▶ What is required
Write the data out again exactly, with no pictures.
═══
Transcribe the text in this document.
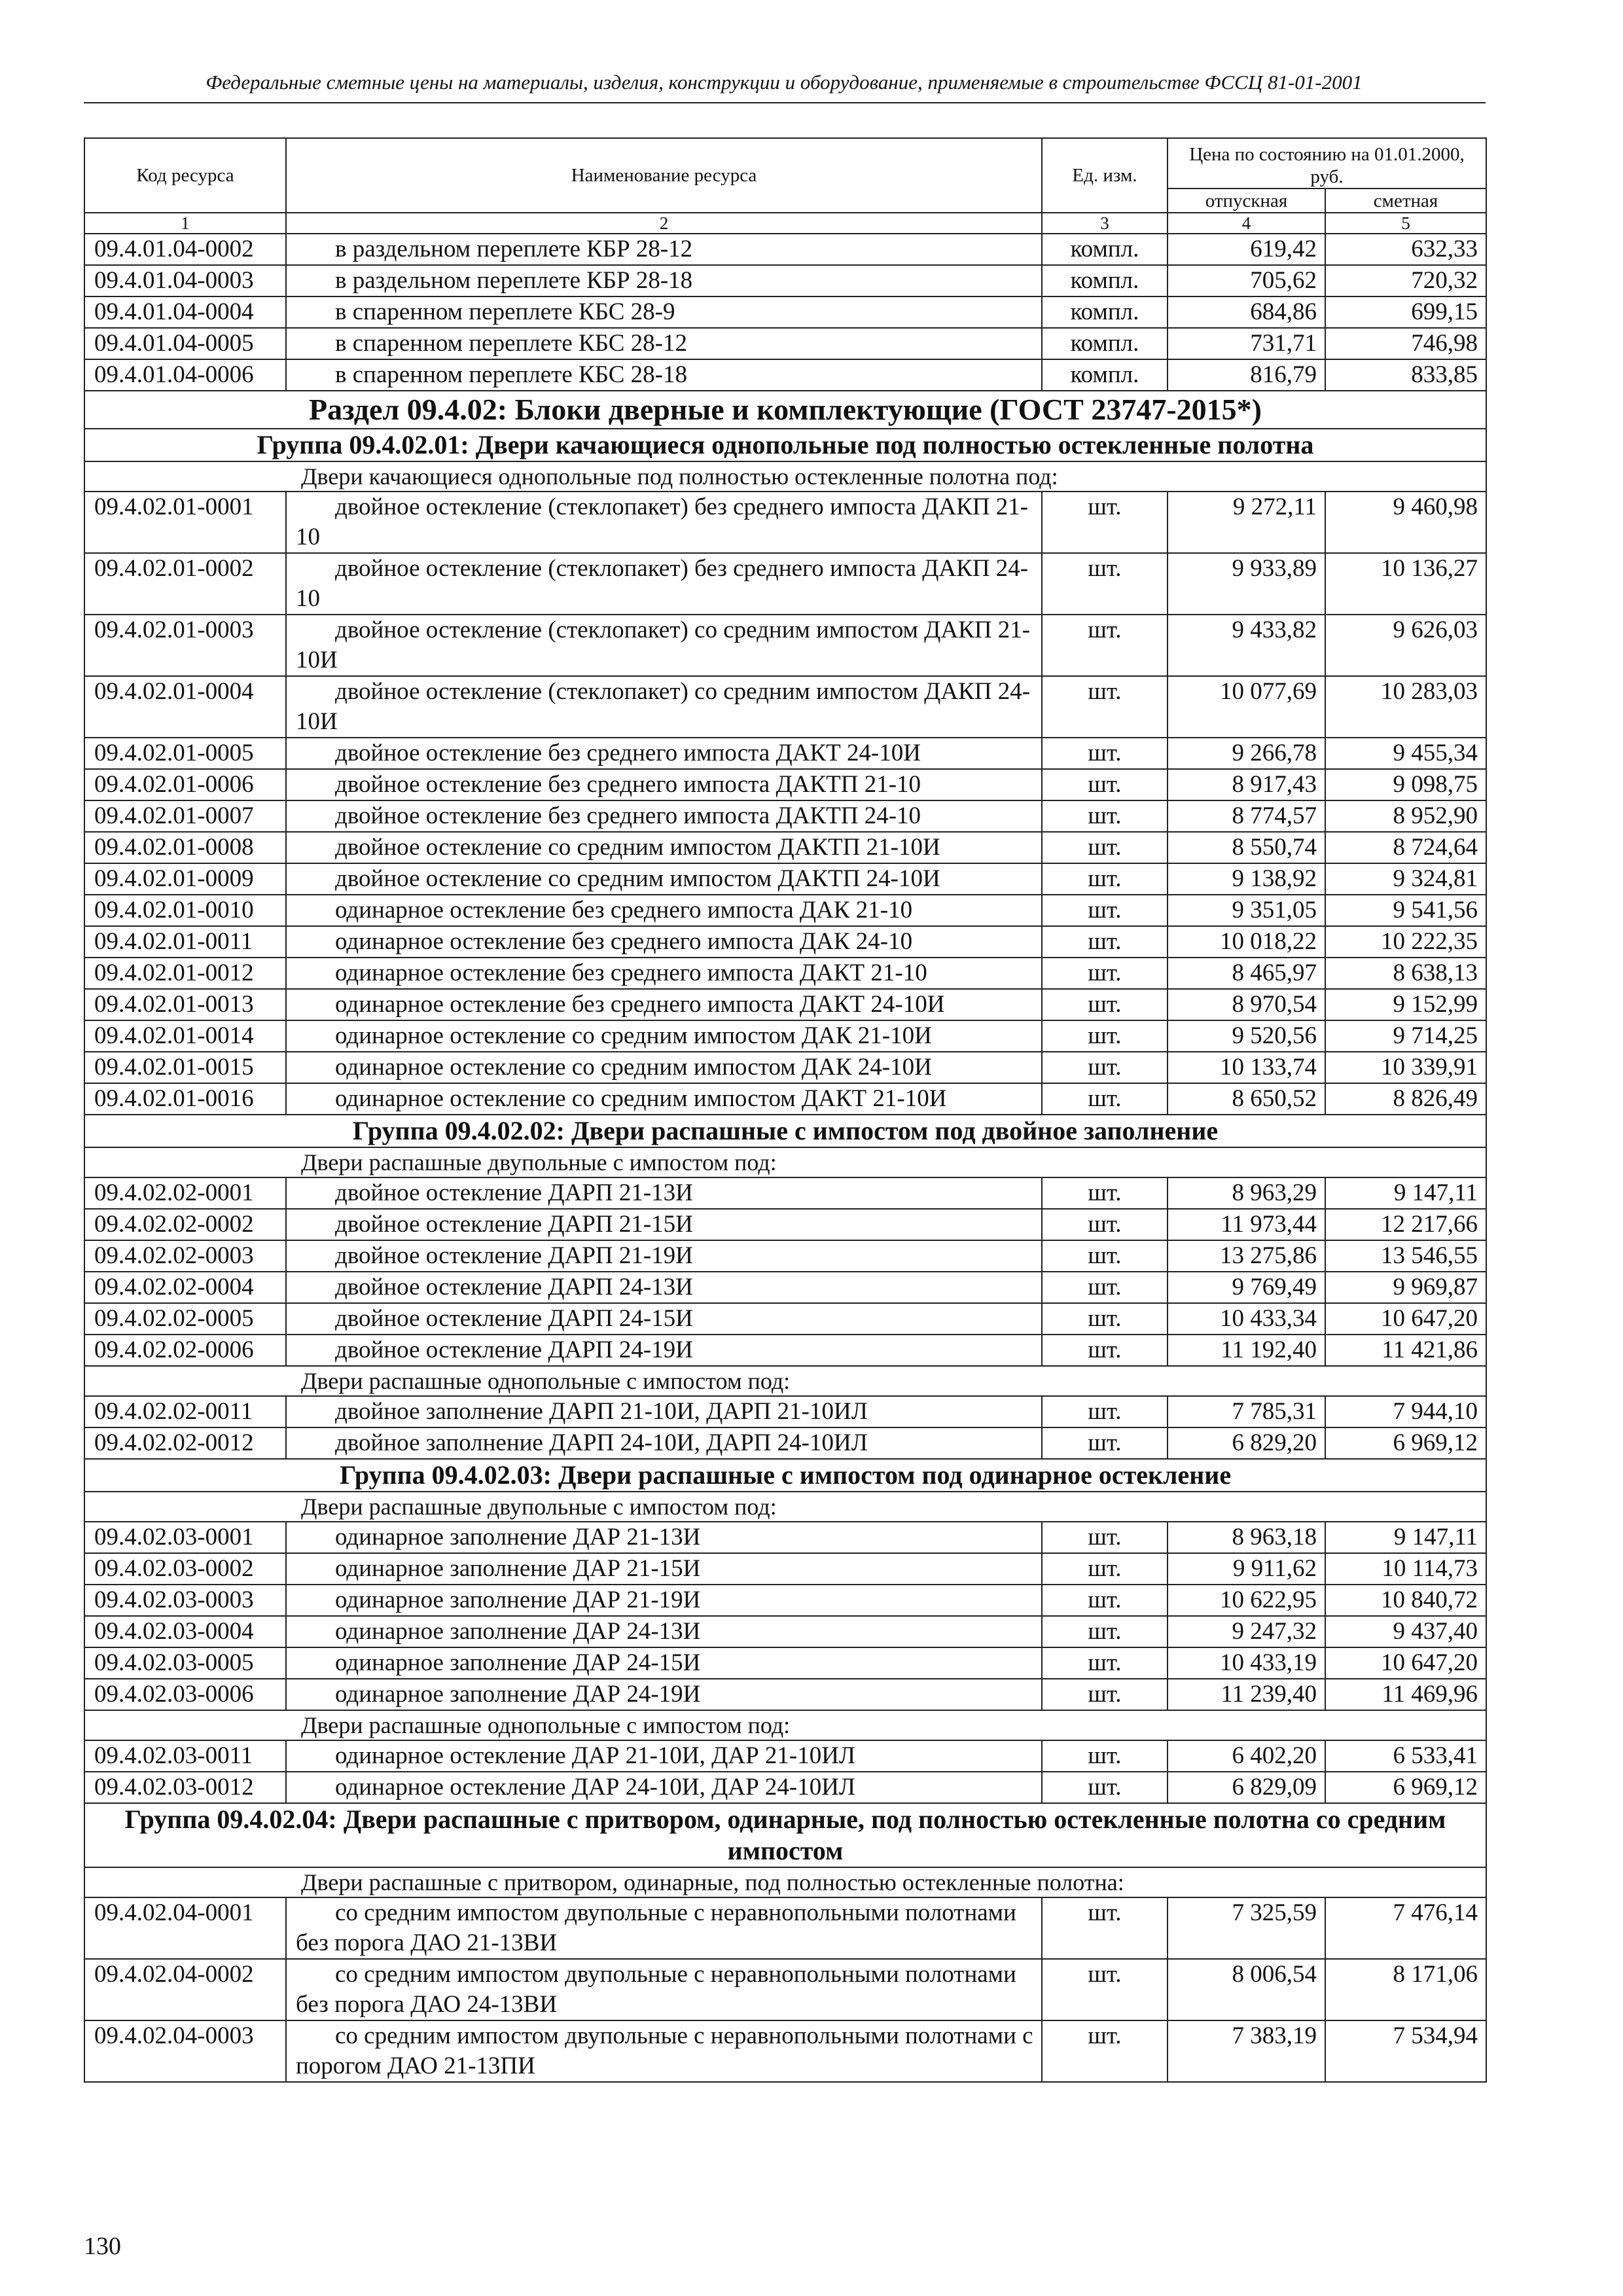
Федеральные сметные цены на материалы, изделия, конструкции и оборудование, применяемые в строительстве ФССЦ 81-01-2001
Код ресурса	Наименование ресурса	Ед. изм.	Цена по состоянию на 01.01.2000, руб.	
			отпускная	сметная
1	2	3	4	5
09.4.01.04-0002	в раздельном переплете КБР 28-12	компл.	619,42	632,33
09.4.01.04-0003	в раздельном переплете КБР 28-18	компл.	705,62	720,32
09.4.01.04-0004	в спаренном переплете КБС 28-9	компл.	684,86	699,15
09.4.01.04-0005	в спаренном переплете КБС 28-12	компл.	731,71	746,98
09.4.01.04-0006	в спаренном переплете КБС 28-18	компл.	816,79	833,85
Раздел 09.4.02: Блоки дверные и комплектующие (ГОСТ 23747-2015*)				
Группа 09.4.02.01: Двери качающиеся однопольные под полностью остекленные полотна				
Двери качающиеся однопольные под полностью остекленные полотна под:				
09.4.02.01-0001	двойное остекление (стеклопакет) без среднего импоста ДАКП 21-10	шт.	9 272,11	9 460,98
09.4.02.01-0002	двойное остекление (стеклопакет) без среднего импоста ДАКП 24-10	шт.	9 933,89	10 136,27
09.4.02.01-0003	двойное остекление (стеклопакет) со средним импостом ДАКП 21-10И	шт.	9 433,82	9 626,03
09.4.02.01-0004	двойное остекление (стеклопакет) со средним импостом ДАКП 24-10И	шт.	10 077,69	10 283,03
09.4.02.01-0005	двойное остекление без среднего импоста ДАКТ 24-10И	шт.	9 266,78	9 455,34
09.4.02.01-0006	двойное остекление без среднего импоста ДАКТП 21-10	шт.	8 917,43	9 098,75
09.4.02.01-0007	двойное остекление без среднего импоста ДАКТП 24-10	шт.	8 774,57	8 952,90
09.4.02.01-0008	двойное остекление со средним импостом ДАКТП 21-10И	шт.	8 550,74	8 724,64
09.4.02.01-0009	двойное остекление со средним импостом ДАКТП 24-10И	шт.	9 138,92	9 324,81
09.4.02.01-0010	одинарное остекление без среднего импоста ДАК 21-10	шт.	9 351,05	9 541,56
09.4.02.01-0011	одинарное остекление без среднего импоста ДАК 24-10	шт.	10 018,22	10 222,35
09.4.02.01-0012	одинарное остекление без среднего импоста ДАКТ 21-10	шт.	8 465,97	8 638,13
09.4.02.01-0013	одинарное остекление без среднего импоста ДАКТ 24-10И	шт.	8 970,54	9 152,99
09.4.02.01-0014	одинарное остекление со средним импостом ДАК 21-10И	шт.	9 520,56	9 714,25
09.4.02.01-0015	одинарное остекление со средним импостом ДАК 24-10И	шт.	10 133,74	10 339,91
09.4.02.01-0016	одинарное остекление со средним импостом ДАКТ 21-10И	шт.	8 650,52	8 826,49
Группа 09.4.02.02: Двери распашные с импостом под двойное заполнение				
Двери распашные двупольные с импостом под:				
09.4.02.02-0001	двойное остекление ДАРП 21-13И	шт.	8 963,29	9 147,11
09.4.02.02-0002	двойное остекление ДАРП 21-15И	шт.	11 973,44	12 217,66
09.4.02.02-0003	двойное остекление ДАРП 21-19И	шт.	13 275,86	13 546,55
09.4.02.02-0004	двойное остекление ДАРП 24-13И	шт.	9 769,49	9 969,87
09.4.02.02-0005	двойное остекление ДАРП 24-15И	шт.	10 433,34	10 647,20
09.4.02.02-0006	двойное остекление ДАРП 24-19И	шт.	11 192,40	11 421,86
Двери распашные однопольные с импостом под:				
09.4.02.02-0011	двойное заполнение ДАРП 21-10И, ДАРП 21-10ИЛ	шт.	7 785,31	7 944,10
09.4.02.02-0012	двойное заполнение ДАРП 24-10И, ДАРП 24-10ИЛ	шт.	6 829,20	6 969,12
Группа 09.4.02.03: Двери распашные с импостом под одинарное остекление				
Двери распашные двупольные с импостом под:				
09.4.02.03-0001	одинарное заполнение ДАР 21-13И	шт.	8 963,18	9 147,11
09.4.02.03-0002	одинарное заполнение ДАР 21-15И	шт.	9 911,62	10 114,73
09.4.02.03-0003	одинарное заполнение ДАР 21-19И	шт.	10 622,95	10 840,72
09.4.02.03-0004	одинарное заполнение ДАР 24-13И	шт.	9 247,32	9 437,40
09.4.02.03-0005	одинарное заполнение ДАР 24-15И	шт.	10 433,19	10 647,20
09.4.02.03-0006	одинарное заполнение ДАР 24-19И	шт.	11 239,40	11 469,96
Двери распашные однопольные с импостом под:				
09.4.02.03-0011	одинарное остекление ДАР 21-10И, ДАР 21-10ИЛ	шт.	6 402,20	6 533,41
09.4.02.03-0012	одинарное остекление ДАР 24-10И, ДАР 24-10ИЛ	шт.	6 829,09	6 969,12
Группа 09.4.02.04: Двери распашные с притвором, одинарные, под полностью остекленные полотна со средним импостом				
Двери распашные с притвором, одинарные, под полностью остекленные полотна:				
09.4.02.04-0001	со средним импостом двупольные с неравнопольными полотнами без порога ДАО 21-13ВИ	шт.	7 325,59	7 476,14
09.4.02.04-0002	со средним импостом двупольные с неравнопольными полотнами без порога ДАО 24-13ВИ	шт.	8 006,54	8 171,06
09.4.02.04-0003	со средним импостом двупольные с неравнопольными полотнами с порогом ДАО 21-13ПИ	шт.	7 383,19	7 534,94
130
═══
▶ Correct result
Transcribe the text in this document.
Федеральные сметные цены на материалы, изделия, конструкции и оборудование, применяемые в строительстве ФССЦ 81-01-2001
Код ресурса	Наименование ресурса	Ед. изм.	Цена по состоянию на 01.01.2000, руб.	
			отпускная	сметная
1	2	3	4	5
09.4.01.04-0002	в раздельном переплете КБР 28-12	компл.	619,42	632,33
09.4.01.04-0003	в раздельном переплете КБР 28-18	компл.	705,62	720,32
09.4.01.04-0004	в спаренном переплете КБС 28-9	компл.	684,86	699,15
09.4.01.04-0005	в спаренном переплете КБС 28-12	компл.	731,71	746,98
09.4.01.04-0006	в спаренном переплете КБС 28-18	компл.	816,79	833,85
Раздел 09.4.02: Блоки дверные и комплектующие (ГОСТ 23747-2015*)				
Группа 09.4.02.01: Двери качающиеся однопольные под полностью остекленные полотна				
Двери качающиеся однопольные под полностью остекленные полотна под:				
09.4.02.01-0001	двойное остекление (стеклопакет) без среднего импоста ДАКП 21-10	шт.	9 272,11	9 460,98
09.4.02.01-0002	двойное остекление (стеклопакет) без среднего импоста ДАКП 24-10	шт.	9 933,89	10 136,27
09.4.02.01-0003	двойное остекление (стеклопакет) со средним импостом ДАКП 21-10И	шт.	9 433,82	9 626,03
09.4.02.01-0004	двойное остекление (стеклопакет) со средним импостом ДАКП 24-10И	шт.	10 077,69	10 283,03
09.4.02.01-0005	двойное остекление без среднего импоста ДАКТ 24-10И	шт.	9 266,78	9 455,34
09.4.02.01-0006	двойное остекление без среднего импоста ДАКТП 21-10	шт.	8 917,43	9 098,75
09.4.02.01-0007	двойное остекление без среднего импоста ДАКТП 24-10	шт.	8 774,57	8 952,90
09.4.02.01-0008	двойное остекление со средним импостом ДАКТП 21-10И	шт.	8 550,74	8 724,64
09.4.02.01-0009	двойное остекление со средним импостом ДАКТП 24-10И	шт.	9 138,92	9 324,81
09.4.02.01-0010	одинарное остекление без среднего импоста ДАК 21-10	шт.	9 351,05	9 541,56
09.4.02.01-0011	одинарное остекление без среднего импоста ДАК 24-10	шт.	10 018,22	10 222,35
09.4.02.01-0012	одинарное остекление без среднего импоста ДАКТ 21-10	шт.	8 465,97	8 638,13
09.4.02.01-0013	одинарное остекление без среднего импоста ДАКТ 24-10И	шт.	8 970,54	9 152,99
09.4.02.01-0014	одинарное остекление со средним импостом ДАК 21-10И	шт.	9 520,56	9 714,25
09.4.02.01-0015	одинарное остекление со средним импостом ДАК 24-10И	шт.	10 133,74	10 339,91
09.4.02.01-0016	одинарное остекление со средним импостом ДАКТ 21-10И	шт.	8 650,52	8 826,49
Группа 09.4.02.02: Двери распашные с импостом под двойное заполнение				
Двери распашные двупольные с импостом под:				
09.4.02.02-0001	двойное остекление ДАРП 21-13И	шт.	8 963,29	9 147,11
09.4.02.02-0002	двойное остекление ДАРП 21-15И	шт.	11 973,44	12 217,66
09.4.02.02-0003	двойное остекление ДАРП 21-19И	шт.	13 275,86	13 546,55
09.4.02.02-0004	двойное остекление ДАРП 24-13И	шт.	9 769,49	9 969,87
09.4.02.02-0005	двойное остекление ДАРП 24-15И	шт.	10 433,34	10 647,20
09.4.02.02-0006	двойное остекление ДАРП 24-19И	шт.	11 192,40	11 421,86
Двери распашные однопольные с импостом под:				
09.4.02.02-0011	двойное заполнение ДАРП 21-10И, ДАРП 21-10ИЛ	шт.	7 785,31	7 944,10
09.4.02.02-0012	двойное заполнение ДАРП 24-10И, ДАРП 24-10ИЛ	шт.	6 829,20	6 969,12
Группа 09.4.02.03: Двери распашные с импостом под одинарное остекление				
Двери распашные двупольные с импостом под:				
09.4.02.03-0001	одинарное заполнение ДАР 21-13И	шт.	8 963,18	9 147,11
09.4.02.03-0002	одинарное заполнение ДАР 21-15И	шт.	9 911,62	10 114,73
09.4.02.03-0003	одинарное заполнение ДАР 21-19И	шт.	10 622,95	10 840,72
09.4.02.03-0004	одинарное заполнение ДАР 24-13И	шт.	9 247,32	9 437,40
09.4.02.03-0005	одинарное заполнение ДАР 24-15И	шт.	10 433,19	10 647,20
09.4.02.03-0006	одинарное заполнение ДАР 24-19И	шт.	11 239,40	11 469,96
Двери распашные однопольные с импостом под:				
09.4.02.03-0011	одинарное остекление ДАР 21-10И, ДАР 21-10ИЛ	шт.	6 402,20	6 533,41
09.4.02.03-0012	одинарное остекление ДАР 24-10И, ДАР 24-10ИЛ	шт.	6 829,09	6 969,12
Группа 09.4.02.04: Двери распашные с притвором, одинарные, под полностью остекленные полотна со средним импостом				
Двери распашные с притвором, одинарные, под полностью остекленные полотна:				
09.4.02.04-0001	со средним импостом двупольные с неравнопольными полотнами без порога ДАО 21-13ВИ	шт.	7 325,59	7 476,14
09.4.02.04-0002	со средним импостом двупольные с неравнопольными полотнами без порога ДАО 24-13ВИ	шт.	8 006,54	8 171,06
09.4.02.04-0003	со средним импостом двупольные с неравнопольными полотнами с порогом ДАО 21-13ПИ	шт.	7 383,19	7 534,94
130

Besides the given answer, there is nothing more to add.